● **The exercise**
Search the material for the word "atau" and copy each line that holds it.

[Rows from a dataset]

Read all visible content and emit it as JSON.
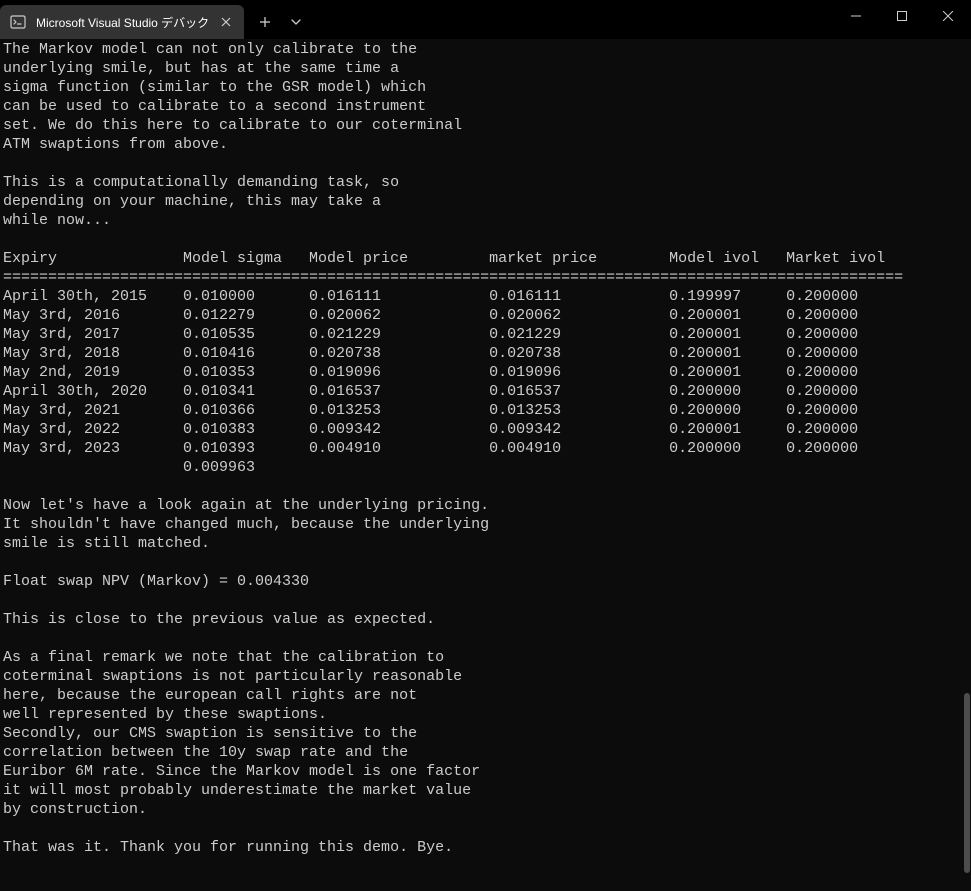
{
  "window": {
    "tab_title": "Microsoft Visual Studio デバック"
  },
  "console": {
    "para1": "The Markov model can not only calibrate to the\nunderlying smile, but has at the same time a\nsigma function (similar to the GSR model) which\ncan be used to calibrate to a second instrument\nset. We do this here to calibrate to our coterminal\nATM swaptions from above.",
    "para2": "This is a computationally demanding task, so\ndepending on your machine, this may take a\nwhile now...",
    "table_header": "Expiry              Model sigma   Model price         market price        Model ivol   Market ivol",
    "table_sep": "====================================================================================================",
    "rows": [
      "April 30th, 2015    0.010000      0.016111            0.016111            0.199997     0.200000",
      "May 3rd, 2016       0.012279      0.020062            0.020062            0.200001     0.200000",
      "May 3rd, 2017       0.010535      0.021229            0.021229            0.200001     0.200000",
      "May 3rd, 2018       0.010416      0.020738            0.020738            0.200001     0.200000",
      "May 2nd, 2019       0.010353      0.019096            0.019096            0.200001     0.200000",
      "April 30th, 2020    0.010341      0.016537            0.016537            0.200000     0.200000",
      "May 3rd, 2021       0.010366      0.013253            0.013253            0.200000     0.200000",
      "May 3rd, 2022       0.010383      0.009342            0.009342            0.200001     0.200000",
      "May 3rd, 2023       0.010393      0.004910            0.004910            0.200000     0.200000",
      "                    0.009963"
    ],
    "para3": "Now let's have a look again at the underlying pricing.\nIt shouldn't have changed much, because the underlying\nsmile is still matched.",
    "npv_line": "Float swap NPV (Markov) = 0.004330",
    "para4": "This is close to the previous value as expected.",
    "para5": "As a final remark we note that the calibration to\ncoterminal swaptions is not particularly reasonable\nhere, because the european call rights are not\nwell represented by these swaptions.\nSecondly, our CMS swaption is sensitive to the\ncorrelation between the 10y swap rate and the\nEuribor 6M rate. Since the Markov model is one factor\nit will most probably underestimate the market value\nby construction.",
    "para6": "That was it. Thank you for running this demo. Bye."
  }
}
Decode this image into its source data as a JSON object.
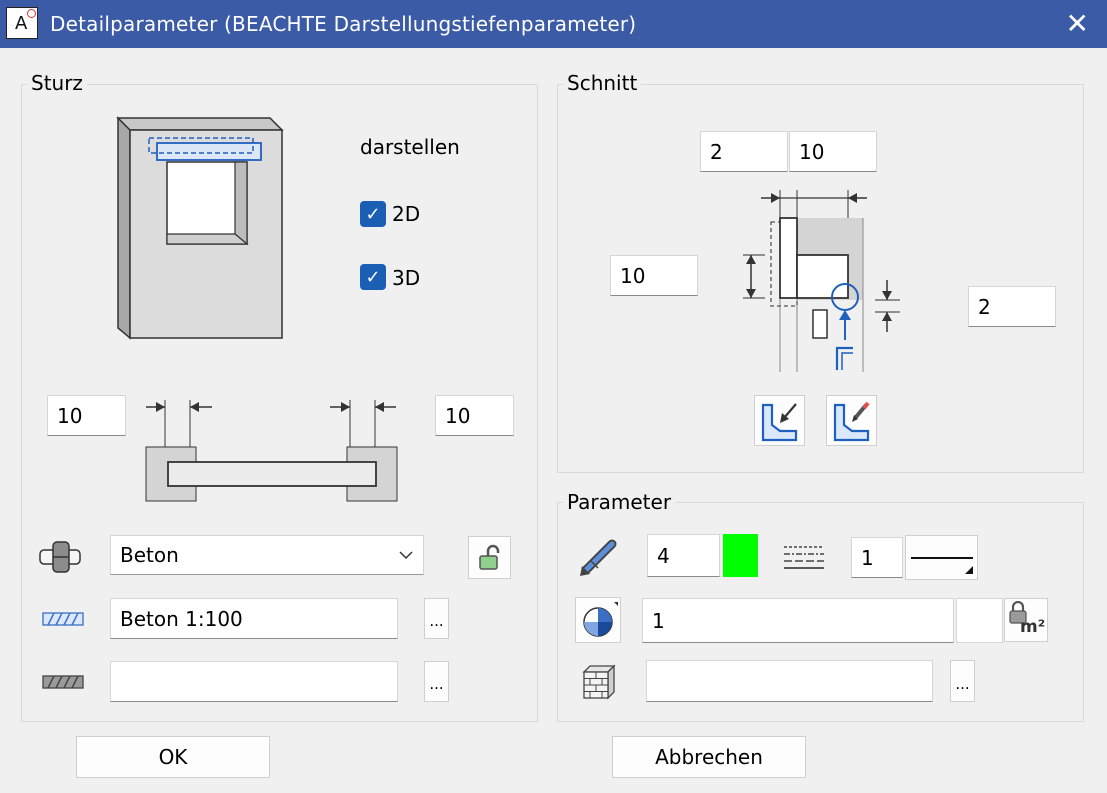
{
  "window": {
    "title": "Detailparameter (BEACHTE Darstellungstiefenparameter)",
    "close_glyph": "✕"
  },
  "sturz": {
    "label": "Sturz",
    "show_label": "darstellen",
    "check_2d": {
      "label": "2D",
      "checked": true
    },
    "check_3d": {
      "label": "3D",
      "checked": true
    },
    "left_value": "10",
    "right_value": "10",
    "material": {
      "selected": "Beton"
    },
    "hatch": {
      "value": "Beton 1:100"
    },
    "pattern": {
      "value": ""
    },
    "more_glyph": "..."
  },
  "schnitt": {
    "label": "Schnitt",
    "top_left_value": "2",
    "top_right_value": "10",
    "left_value": "10",
    "right_value": "2"
  },
  "parameter": {
    "label": "Parameter",
    "pen_value": "4",
    "pen_color": "#00ff00",
    "line_value": "1",
    "layer_value": "1",
    "layer_extra": "",
    "area_unit": "m²",
    "surface_value": "",
    "more_glyph": "..."
  },
  "buttons": {
    "ok": "OK",
    "cancel": "Abbrechen"
  },
  "colors": {
    "titlebar": "#3b5ba6",
    "accent": "#1a5fb4",
    "icon_blue": "#1f5fbf"
  }
}
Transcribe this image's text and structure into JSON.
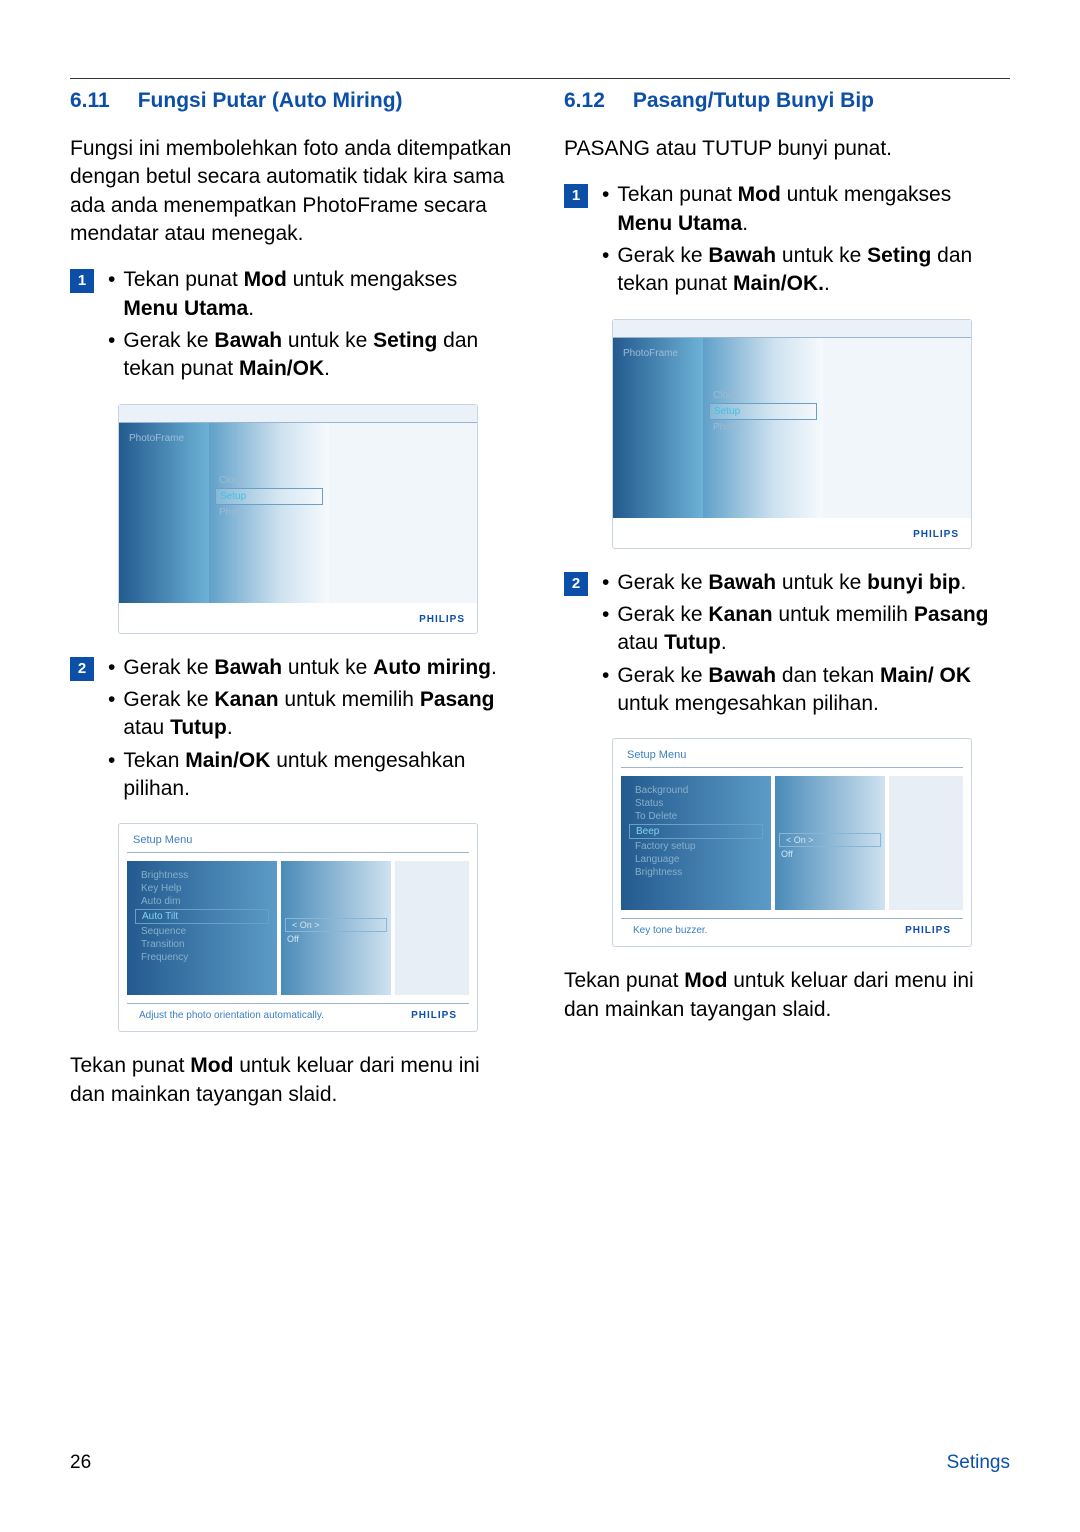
{
  "left": {
    "heading_num": "6.11",
    "heading_title": "Fungsi Putar (Auto Miring)",
    "intro": "Fungsi ini membolehkan foto anda ditempatkan dengan betul secara automatik tidak kira sama ada anda menempatkan PhotoFrame secara mendatar atau menegak.",
    "step1_b1_pre": "Tekan punat ",
    "step1_b1_bold1": "Mod",
    "step1_b1_mid": " untuk mengakses ",
    "step1_b1_bold2": "Menu Utama",
    "step1_b1_post": ".",
    "step1_b2_pre": "Gerak ke ",
    "step1_b2_bold1": "Bawah",
    "step1_b2_mid": " untuk ke ",
    "step1_b2_bold2": "Seting",
    "step1_b2_mid2": " dan tekan punat ",
    "step1_b2_bold3": "Main/OK",
    "step1_b2_post": ".",
    "devA_label": "PhotoFrame",
    "devA_m1": "Clock",
    "devA_m2": "Setup",
    "devA_m3": "Photo",
    "step2_b1_pre": "Gerak ke ",
    "step2_b1_bold1": "Bawah",
    "step2_b1_mid": " untuk ke ",
    "step2_b1_bold2": "Auto miring",
    "step2_b1_post": ".",
    "step2_b2_pre": "Gerak ke ",
    "step2_b2_bold1": "Kanan",
    "step2_b2_mid": " untuk memilih ",
    "step2_b2_bold2": "Pasang",
    "step2_b2_mid2": " atau ",
    "step2_b2_bold3": "Tutup",
    "step2_b2_post": ".",
    "step2_b3_pre": "Tekan ",
    "step2_b3_bold1": "Main/OK",
    "step2_b3_post": " untuk mengesahkan pilihan.",
    "devB_title": "Setup Menu",
    "devB_i1": "Brightness",
    "devB_i2": "Key Help",
    "devB_i3": "Auto dim",
    "devB_i4": "Auto Tilt",
    "devB_i5": "Sequence",
    "devB_i6": "Transition",
    "devB_i7": "Frequency",
    "devB_o1": "< On >",
    "devB_o2": "Off",
    "devB_foot": "Adjust the photo orientation automatically.",
    "closing_pre": "Tekan punat ",
    "closing_bold": "Mod",
    "closing_post": " untuk keluar dari menu ini dan mainkan tayangan slaid."
  },
  "right": {
    "heading_num": "6.12",
    "heading_title": "Pasang/Tutup Bunyi Bip",
    "intro": "PASANG atau TUTUP bunyi punat.",
    "step1_b1_pre": "Tekan punat ",
    "step1_b1_bold1": "Mod",
    "step1_b1_mid": " untuk mengakses ",
    "step1_b1_bold2": "Menu Utama",
    "step1_b1_post": ".",
    "step1_b2_pre": "Gerak ke ",
    "step1_b2_bold1": "Bawah",
    "step1_b2_mid": " untuk ke ",
    "step1_b2_bold2": "Seting",
    "step1_b2_mid2": " dan tekan punat ",
    "step1_b2_bold3": "Main/OK.",
    "step1_b2_post": ".",
    "devA_label": "PhotoFrame",
    "devA_m1": "Clock",
    "devA_m2": "Setup",
    "devA_m3": "Photo",
    "step2_b1_pre": "Gerak ke ",
    "step2_b1_bold1": "Bawah",
    "step2_b1_mid": " untuk ke ",
    "step2_b1_bold2": "bunyi bip",
    "step2_b1_post": ".",
    "step2_b2_pre": "Gerak ke ",
    "step2_b2_bold1": "Kanan",
    "step2_b2_mid": " untuk memilih ",
    "step2_b2_bold2": "Pasang",
    "step2_b2_mid2": " atau ",
    "step2_b2_bold3": "Tutup",
    "step2_b2_post": ".",
    "step2_b3_pre": "Gerak ke ",
    "step2_b3_bold1": "Bawah",
    "step2_b3_mid": " dan tekan ",
    "step2_b3_bold2": "Main/ OK",
    "step2_b3_post": " untuk mengesahkan pilihan.",
    "devB_title": "Setup Menu",
    "devB_i1": "Background",
    "devB_i2": "Status",
    "devB_i3": "To Delete",
    "devB_i4": "Beep",
    "devB_i5": "Factory setup",
    "devB_i6": "Language",
    "devB_i7": "Brightness",
    "devB_o1": "< On >",
    "devB_o2": "Off",
    "devB_foot": "Key tone buzzer.",
    "closing_pre": "Tekan punat ",
    "closing_bold": "Mod",
    "closing_post": " untuk keluar dari menu ini dan mainkan tayangan slaid."
  },
  "footer": {
    "page": "26",
    "section": "Setings"
  },
  "brand": "PHILIPS"
}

● **Response to the exercise**
    "intro": "Fungsi ini membolehkan foto anda ditempatkan dengan betul secara automatik tidak kira sama ada anda menempatkan PhotoFrame secara mendatar atau menegak.",
    "step2_b2_mid2": " atau ",
    "intro": "PASANG atau TUTUP bunyi punat.",
    "step2_b2_mid2": " atau ",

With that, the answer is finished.